Give all the lines below again, exactly, with no pictures.

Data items
┌──

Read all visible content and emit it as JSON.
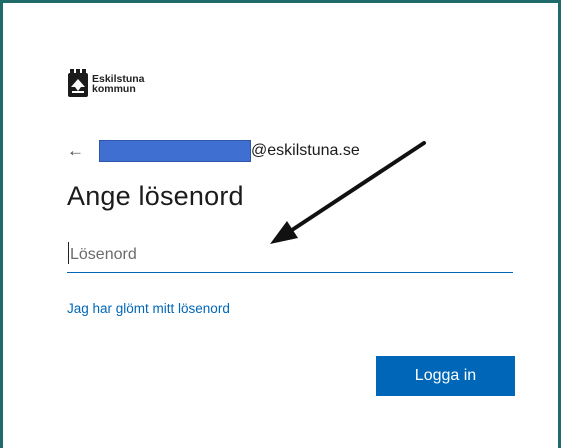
{
  "logo": {
    "line1": "Eskilstuna",
    "line2": "kommun"
  },
  "identity": {
    "back_icon": "←",
    "email_domain": "@eskilstuna.se"
  },
  "heading": "Ange lösenord",
  "password_field": {
    "placeholder": "Lösenord",
    "value": ""
  },
  "forgot_link": "Jag har glömt mitt lösenord",
  "signin_button": "Logga in",
  "colors": {
    "accent": "#0067b8",
    "redaction": "#3f6fd1",
    "frame_border": "#1f6b6b"
  }
}
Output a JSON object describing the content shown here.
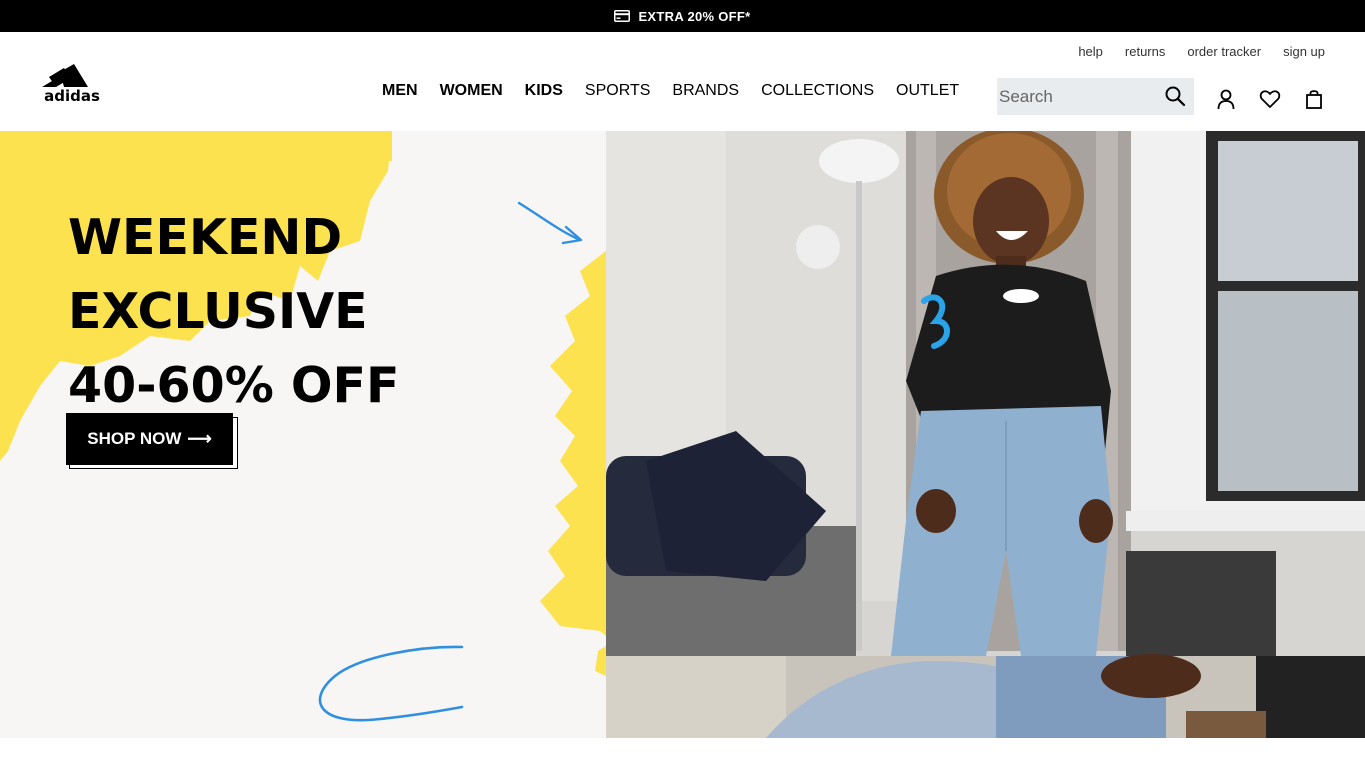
{
  "promo": {
    "text": "EXTRA 20% OFF*",
    "icon": "card-icon"
  },
  "header": {
    "logo_alt": "adidas",
    "utility_links": [
      "help",
      "returns",
      "order tracker",
      "sign up"
    ],
    "nav": [
      "MEN",
      "WOMEN",
      "KIDS",
      "SPORTS",
      "BRANDS",
      "COLLECTIONS",
      "OUTLET"
    ],
    "search": {
      "placeholder": "Search",
      "value": ""
    },
    "icons": [
      "search-icon",
      "account-icon",
      "wishlist-heart-icon",
      "shopping-bag-icon"
    ]
  },
  "hero": {
    "title_line1": "WEEKEND",
    "title_line2": "EXCLUSIVE",
    "title_line3": "40-60% OFF",
    "cta_label": "SHOP NOW",
    "cta_arrow": "⟶"
  },
  "colors": {
    "promo_bg": "#000000",
    "accent_yellow": "#fde24f",
    "accent_blue": "#2f8fe0",
    "search_bg": "#e9ecef",
    "hero_bg": "#f8f5f5"
  }
}
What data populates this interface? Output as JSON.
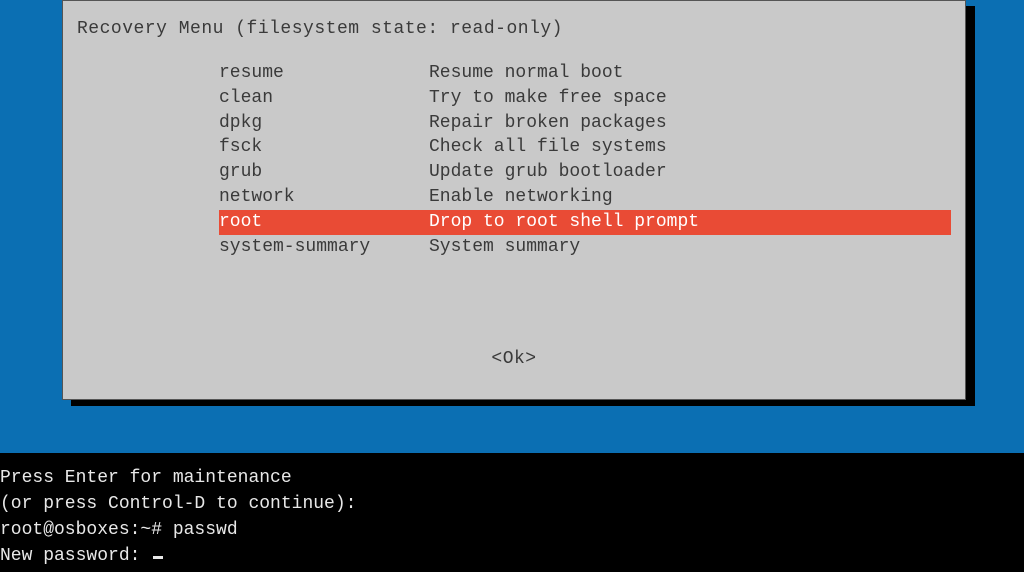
{
  "dialog": {
    "title": "Recovery Menu (filesystem state: read-only)",
    "ok_label": "<Ok>",
    "selected_index": 6,
    "items": [
      {
        "key": "resume",
        "desc": "Resume normal boot"
      },
      {
        "key": "clean",
        "desc": "Try to make free space"
      },
      {
        "key": "dpkg",
        "desc": "Repair broken packages"
      },
      {
        "key": "fsck",
        "desc": "Check all file systems"
      },
      {
        "key": "grub",
        "desc": "Update grub bootloader"
      },
      {
        "key": "network",
        "desc": "Enable networking"
      },
      {
        "key": "root",
        "desc": "Drop to root shell prompt"
      },
      {
        "key": "system-summary",
        "desc": "System summary"
      }
    ]
  },
  "terminal": {
    "lines": [
      "Press Enter for maintenance",
      "(or press Control-D to continue):",
      "root@osboxes:~# passwd",
      "New password: "
    ]
  }
}
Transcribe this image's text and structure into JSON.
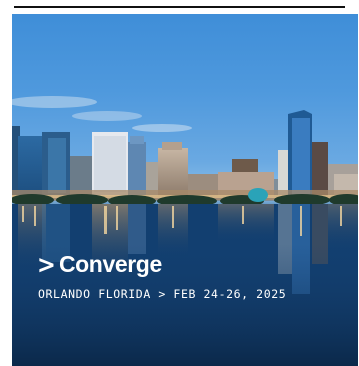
{
  "banner": {
    "brand": "Converge",
    "chevron": ">",
    "tagline": "ORLANDO FLORIDA > FEB 24-26, 2025",
    "image": "orlando-skyline-photo"
  },
  "colors": {
    "sky": "#4f99dd",
    "water": "#0e3a6a",
    "text": "#ffffff"
  }
}
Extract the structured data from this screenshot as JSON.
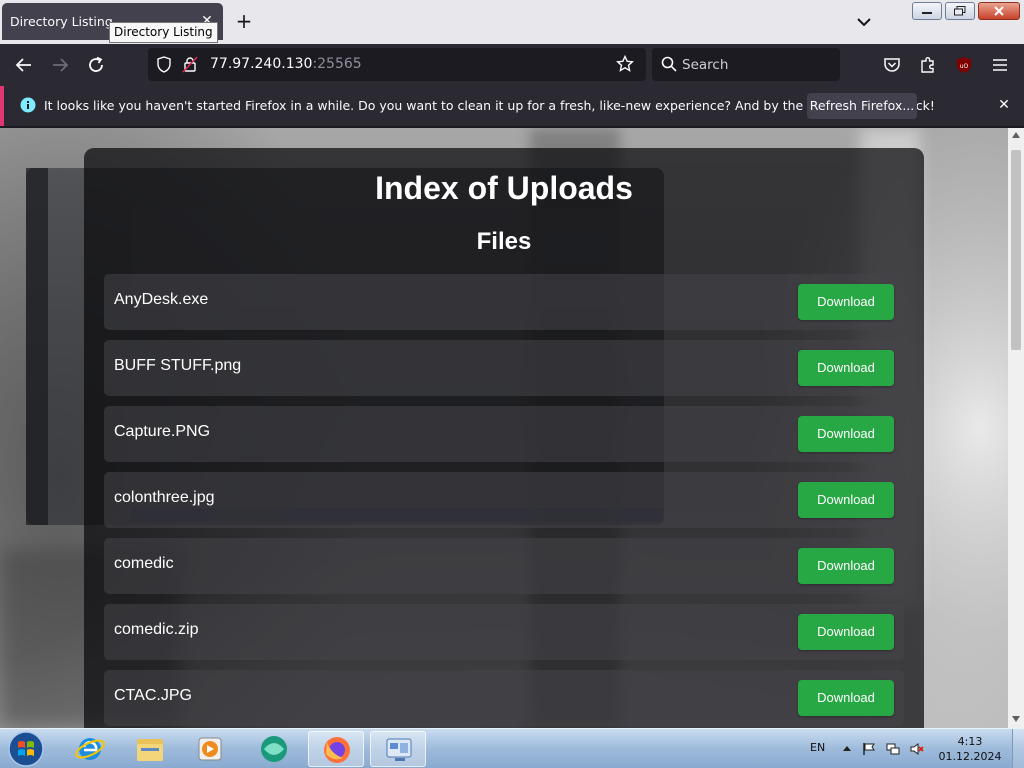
{
  "browser": {
    "tab_title": "Directory Listing",
    "tooltip": "Directory Listing",
    "url_host": "77.97.240.130",
    "url_port": ":25565",
    "search_placeholder": "Search"
  },
  "notification": {
    "message": "It looks like you haven't started Firefox in a while. Do you want to clean it up for a fresh, like-new experience? And by the way, welcome back!",
    "button": "Refresh Firefox..."
  },
  "page": {
    "title": "Index of Uploads",
    "files_heading": "Files",
    "download_label": "Download",
    "files": [
      {
        "name": "AnyDesk.exe"
      },
      {
        "name": "BUFF STUFF.png"
      },
      {
        "name": "Capture.PNG"
      },
      {
        "name": "colonthree.jpg"
      },
      {
        "name": "comedic"
      },
      {
        "name": "comedic.zip"
      },
      {
        "name": "CTAC.JPG"
      }
    ]
  },
  "taskbar": {
    "language": "EN",
    "time": "4:13",
    "date": "01.12.2024"
  },
  "colors": {
    "download_green": "#28a745",
    "notification_accent": "#e23670",
    "toolbar_dark": "#2b2a33"
  }
}
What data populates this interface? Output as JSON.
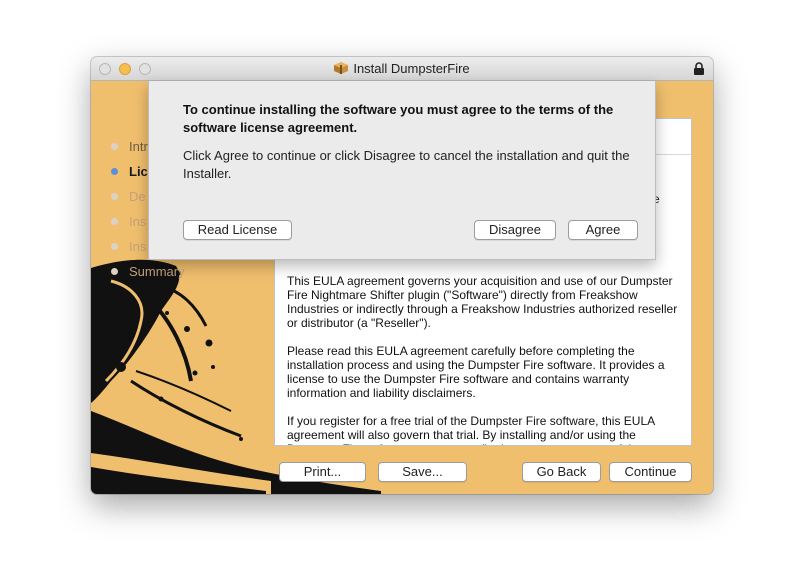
{
  "window": {
    "title": "Install DumpsterFire",
    "accent_color": "#f0bf6e"
  },
  "sidebar": {
    "steps": [
      {
        "label": "Intr",
        "state": "done"
      },
      {
        "label": "Lic",
        "state": "active"
      },
      {
        "label": "De",
        "state": "pending"
      },
      {
        "label": "Ins",
        "state": "pending"
      },
      {
        "label": "Ins",
        "state": "pending"
      },
      {
        "label": "Summary",
        "state": "pending"
      }
    ]
  },
  "license": {
    "fragment": "e",
    "paragraphs": [
      "This EULA agreement governs your acquisition and use of our Dumpster Fire Nightmare Shifter plugin (\"Software\") directly from Freakshow Industries or indirectly through a Freakshow Industries authorized reseller or distributor (a \"Reseller\").",
      "Please read this EULA agreement carefully before completing the installation process and using the Dumpster Fire software. It provides a license to use the Dumpster Fire software and contains warranty information and liability disclaimers.",
      "If you register for a free trial of the Dumpster Fire software, this EULA agreement will also govern that trial. By installing and/or using the Dumpster Fire software, you are confirming your acceptance of the Software and agreeing to become bound by the terms of this EULA agreement."
    ]
  },
  "buttons": {
    "print": "Print...",
    "save": "Save...",
    "go_back": "Go Back",
    "continue": "Continue"
  },
  "sheet": {
    "heading": "To continue installing the software you must agree to the terms of the software license agreement.",
    "message": "Click Agree to continue or click Disagree to cancel the installation and quit the Installer.",
    "read_license": "Read License",
    "disagree": "Disagree",
    "agree": "Agree"
  }
}
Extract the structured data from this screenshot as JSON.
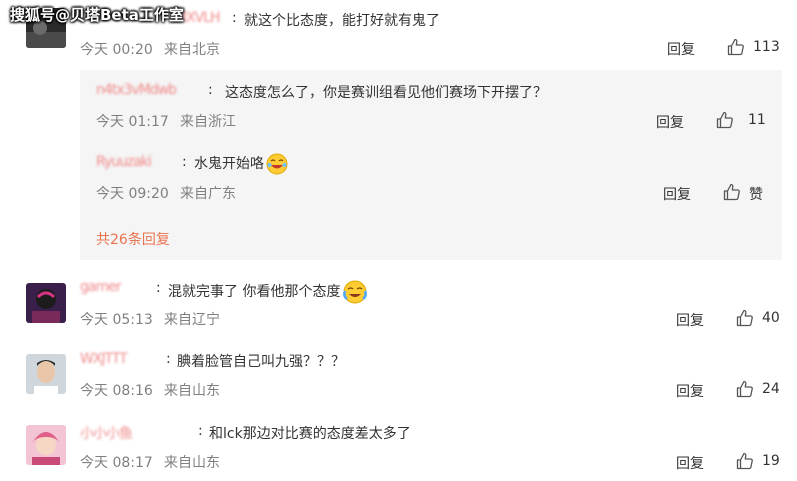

└──

EXERCISE RESULT:
Read all visible content and emit it as JSON.
{
  "logo": {
    "line1": "Eskilstuna",
    "line2": "kommun"
  },
  "identity": {
    "back_icon": "←",
    "email_domain": "@eskilstuna.se"
  },
  "heading": "Ange lösenord",
  "password_field": {
    "placeholder": "Lösenord",
    "value": ""
  },
  "forgot_link": "Jag har glömt mitt lösenord",
  "signin_button": "Logga in",
  "colors": {
    "accent": "#0067b8",
    "redaction": "#3f6fd1",
    "frame_border": "#1f6b6b"
  }
}
Output a JSON object describing the content shown here.
{
  "promo": {
    "text": "EXTRA 20% OFF*",
    "icon": "card-icon"
  },
  "header": {
    "logo_alt": "adidas",
    "utility_links": [
      "help",
      "returns",
      "order tracker",
      "sign up"
    ],
    "nav": [
      "MEN",
      "WOMEN",
      "KIDS",
      "SPORTS",
      "BRANDS",
      "COLLECTIONS",
      "OUTLET"
    ],
    "search": {
      "placeholder": "Search",
      "value": ""
    },
    "icons": [
      "search-icon",
      "account-icon",
      "wishlist-heart-icon",
      "shopping-bag-icon"
    ]
  },
  "hero": {
    "title_line1": "WEEKEND",
    "title_line2": "EXCLUSIVE",
    "title_line3": "40-60% OFF",
    "cta_label": "SHOP NOW",
    "cta_arrow": "⟶"
  },
  "colors": {
    "promo_bg": "#000000",
    "accent_yellow": "#fde24f",
    "accent_blue": "#2f8fe0",
    "search_bg": "#e9ecef",
    "hero_bg": "#f8f5f5"
  }
}
What data populates this interface? Output as JSON.
{
  "dialog": {
    "title": "Recovery Menu (filesystem state: read-only)",
    "ok_label": "<Ok>",
    "selected_index": 6,
    "items": [
      {
        "key": "resume",
        "desc": "Resume normal boot"
      },
      {
        "key": "clean",
        "desc": "Try to make free space"
      },
      {
        "key": "dpkg",
        "desc": "Repair broken packages"
      },
      {
        "key": "fsck",
        "desc": "Check all file systems"
      },
      {
        "key": "grub",
        "desc": "Update grub bootloader"
      },
      {
        "key": "network",
        "desc": "Enable networking"
      },
      {
        "key": "root",
        "desc": "Drop to root shell prompt"
      },
      {
        "key": "system-summary",
        "desc": "System summary"
      }
    ]
  },
  "terminal": {
    "lines": [
      "Press Enter for maintenance",
      "(or press Control-D to continue):",
      "root@osboxes:~# passwd",
      "New password: "
    ]
  }
}
Transcribe this image's text and structure into JSON.
{
  "banner": {
    "brand": "Converge",
    "chevron": ">",
    "tagline": "ORLANDO FLORIDA > FEB 24-26, 2025",
    "image": "orlando-skyline-photo"
  },
  "colors": {
    "sky": "#4f99dd",
    "water": "#0e3a6a",
    "text": "#ffffff"
  }
}
Extract the structured data from this screenshot as JSON.
{
  "browser": {
    "tab_title": "Directory Listing",
    "tooltip": "Directory Listing",
    "url_host": "77.97.240.130",
    "url_port": ":25565",
    "search_placeholder": "Search"
  },
  "notification": {
    "message": "It looks like you haven't started Firefox in a while. Do you want to clean it up for a fresh, like-new experience? And by the way, welcome back!",
    "button": "Refresh Firefox..."
  },
  "page": {
    "title": "Index of Uploads",
    "files_heading": "Files",
    "download_label": "Download",
    "files": [
      {
        "name": "AnyDesk.exe"
      },
      {
        "name": "BUFF STUFF.png"
      },
      {
        "name": "Capture.PNG"
      },
      {
        "name": "colonthree.jpg"
      },
      {
        "name": "comedic"
      },
      {
        "name": "comedic.zip"
      },
      {
        "name": "CTAC.JPG"
      }
    ]
  },
  "taskbar": {
    "language": "EN",
    "time": "4:13",
    "date": "01.12.2024"
  },
  "colors": {
    "download_green": "#28a745",
    "notification_accent": "#e23670",
    "toolbar_dark": "#2b2a33"
  }
}
What data populates this interface? Output as JSON.
{
  "window": {
    "title": "Install DumpsterFire",
    "accent_color": "#f0bf6e"
  },
  "sidebar": {
    "steps": [
      {
        "label": "Intr",
        "state": "done"
      },
      {
        "label": "Lic",
        "state": "active"
      },
      {
        "label": "De",
        "state": "pending"
      },
      {
        "label": "Ins",
        "state": "pending"
      },
      {
        "label": "Ins",
        "state": "pending"
      },
      {
        "label": "Summary",
        "state": "pending"
      }
    ]
  },
  "license": {
    "fragment": "e",
    "paragraphs": [
      "This EULA agreement governs your acquisition and use of our Dumpster Fire Nightmare Shifter plugin (\"Software\") directly from Freakshow Industries or indirectly through a Freakshow Industries authorized reseller or distributor (a \"Reseller\").",
      "Please read this EULA agreement carefully before completing the installation process and using the Dumpster Fire software. It provides a license to use the Dumpster Fire software and contains warranty information and liability disclaimers.",
      "If you register for a free trial of the Dumpster Fire software, this EULA agreement will also govern that trial. By installing and/or using the Dumpster Fire software, you are confirming your acceptance of the Software and agreeing to become bound by the terms of this EULA agreement."
    ]
  },
  "buttons": {
    "print": "Print...",
    "save": "Save...",
    "go_back": "Go Back",
    "continue": "Continue"
  },
  "sheet": {
    "heading": "To continue installing the software you must agree to the terms of the software license agreement.",
    "message": "Click Agree to continue or click Disagree to cancel the installation and quit the Installer.",
    "read_license": "Read License",
    "disagree": "Disagree",
    "agree": "Agree"
  }
}
Extract the structured data from this screenshot as JSON.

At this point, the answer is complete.